INSTRUCTIONS TO FOLLOW - Give the number of lines in the data that hold the word "name", and nothing else.

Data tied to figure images

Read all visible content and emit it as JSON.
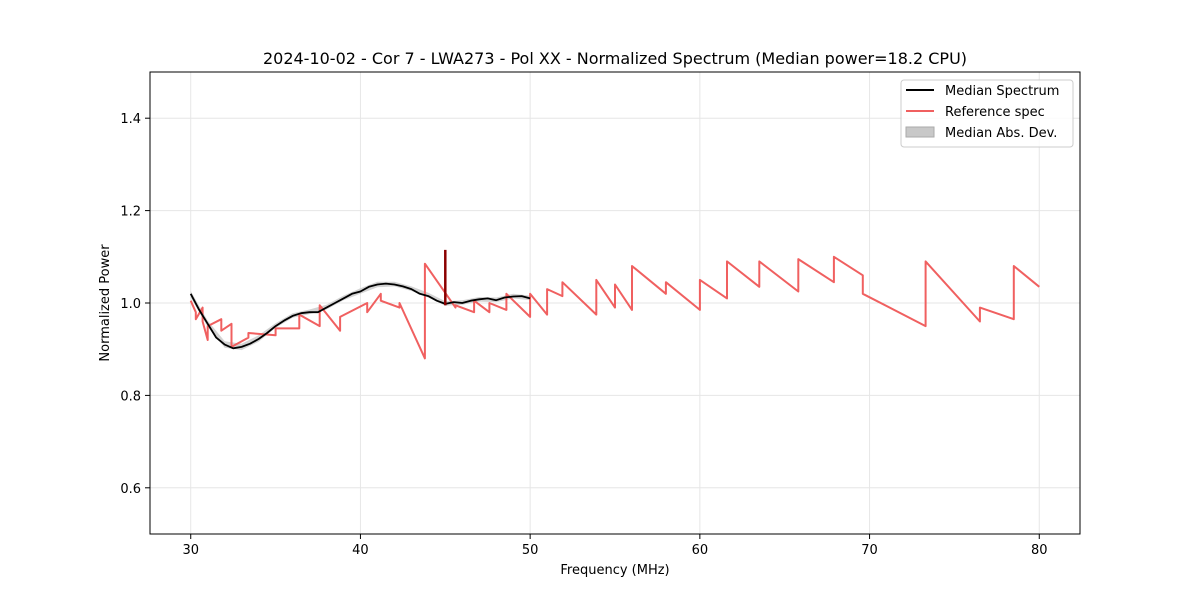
{
  "chart_data": {
    "type": "line",
    "title": "2024-10-02 - Cor 7 - LWA273 - Pol XX - Normalized Spectrum (Median power=18.2 CPU)",
    "xlabel": "Frequency (MHz)",
    "ylabel": "Normalized Power",
    "xlim": [
      27.6,
      82.4
    ],
    "ylim": [
      0.5,
      1.5
    ],
    "xticks": [
      30,
      40,
      50,
      60,
      70,
      80
    ],
    "yticks": [
      0.6,
      0.8,
      1.0,
      1.2,
      1.4
    ],
    "xtick_labels": [
      "30",
      "40",
      "50",
      "60",
      "70",
      "80"
    ],
    "ytick_labels": [
      "0.6",
      "0.8",
      "1.0",
      "1.2",
      "1.4"
    ],
    "grid": true,
    "legend_position": "top-right",
    "legend": [
      "Median Spectrum",
      "Reference spec",
      "Median Abs. Dev."
    ],
    "colors": {
      "median": "#000000",
      "reference": "#f06060",
      "mad": "#c8c8c8",
      "spike": "#8b0000",
      "grid": "#e6e6e6"
    },
    "series": [
      {
        "name": "Median Spectrum",
        "x": [
          30.0,
          30.5,
          31.0,
          31.5,
          32.0,
          32.5,
          33.0,
          33.5,
          34.0,
          34.5,
          35.0,
          35.5,
          36.0,
          36.5,
          37.0,
          37.5,
          38.0,
          38.5,
          39.0,
          39.5,
          40.0,
          40.5,
          41.0,
          41.5,
          42.0,
          42.5,
          43.0,
          43.5,
          44.0,
          44.5,
          45.0,
          45.5,
          46.0,
          46.5,
          47.0,
          47.5,
          48.0,
          48.5,
          49.0,
          49.5,
          50.0
        ],
        "y": [
          1.02,
          0.985,
          0.955,
          0.925,
          0.91,
          0.902,
          0.905,
          0.912,
          0.922,
          0.935,
          0.95,
          0.962,
          0.972,
          0.978,
          0.98,
          0.98,
          0.99,
          1.0,
          1.01,
          1.02,
          1.025,
          1.035,
          1.04,
          1.042,
          1.04,
          1.036,
          1.03,
          1.02,
          1.015,
          1.005,
          0.998,
          1.002,
          1.0,
          1.005,
          1.008,
          1.01,
          1.006,
          1.012,
          1.014,
          1.015,
          1.01
        ]
      },
      {
        "name": "Reference spec",
        "x": [
          30.0,
          30.3,
          30.3,
          30.7,
          30.7,
          31.0,
          31.0,
          31.8,
          31.8,
          32.4,
          32.4,
          33.4,
          33.4,
          35.0,
          35.0,
          36.4,
          36.4,
          37.6,
          37.6,
          38.8,
          38.8,
          40.4,
          40.4,
          41.2,
          41.2,
          42.3,
          42.3,
          43.8,
          43.8,
          45.6,
          45.6,
          46.7,
          46.7,
          47.6,
          47.6,
          48.6,
          48.6,
          50.0,
          50.0,
          51.0,
          51.0,
          51.9,
          51.9,
          53.9,
          53.9,
          55.0,
          55.0,
          56.0,
          56.0,
          58.0,
          58.0,
          60.0,
          60.0,
          61.6,
          61.6,
          63.5,
          63.5,
          65.8,
          65.8,
          67.9,
          67.9,
          69.6,
          69.6,
          73.3,
          73.3,
          76.5,
          76.5,
          78.5,
          78.5,
          80.0
        ],
        "y": [
          1.005,
          0.98,
          0.965,
          0.99,
          0.96,
          0.92,
          0.95,
          0.965,
          0.94,
          0.955,
          0.905,
          0.925,
          0.935,
          0.93,
          0.945,
          0.945,
          0.975,
          0.95,
          0.995,
          0.94,
          0.97,
          1.0,
          0.98,
          1.02,
          1.005,
          0.99,
          1.0,
          0.88,
          1.085,
          0.99,
          0.995,
          0.98,
          1.005,
          0.98,
          1.0,
          0.985,
          1.02,
          0.97,
          1.02,
          0.975,
          1.03,
          1.015,
          1.045,
          0.975,
          1.05,
          0.99,
          1.04,
          0.985,
          1.08,
          1.02,
          1.045,
          0.985,
          1.05,
          1.01,
          1.09,
          1.035,
          1.09,
          1.025,
          1.095,
          1.045,
          1.1,
          1.06,
          1.02,
          0.95,
          1.09,
          0.96,
          0.99,
          0.965,
          1.08,
          1.035
        ]
      }
    ],
    "mad_band": {
      "name": "Median Abs. Dev.",
      "x": [
        30.0,
        31.0,
        32.0,
        33.0,
        34.0,
        35.0,
        36.0,
        37.0,
        38.0,
        39.0,
        40.0,
        41.0,
        42.0,
        43.0,
        44.0,
        45.0,
        46.0,
        47.0,
        48.0,
        49.0,
        50.0
      ],
      "lower": [
        1.012,
        0.948,
        0.903,
        0.898,
        0.916,
        0.946,
        0.968,
        0.976,
        0.986,
        1.006,
        1.02,
        1.034,
        1.036,
        1.026,
        1.012,
        0.994,
        0.996,
        1.003,
        1.002,
        1.01,
        1.006
      ],
      "upper": [
        1.026,
        0.962,
        0.917,
        0.912,
        0.93,
        0.956,
        0.978,
        0.986,
        0.996,
        1.016,
        1.032,
        1.046,
        1.046,
        1.036,
        1.022,
        1.004,
        1.006,
        1.013,
        1.012,
        1.02,
        1.016
      ]
    },
    "spike": {
      "x": 45.0,
      "y_low": 0.995,
      "y_high": 1.115
    }
  }
}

THE SOLUTION - 3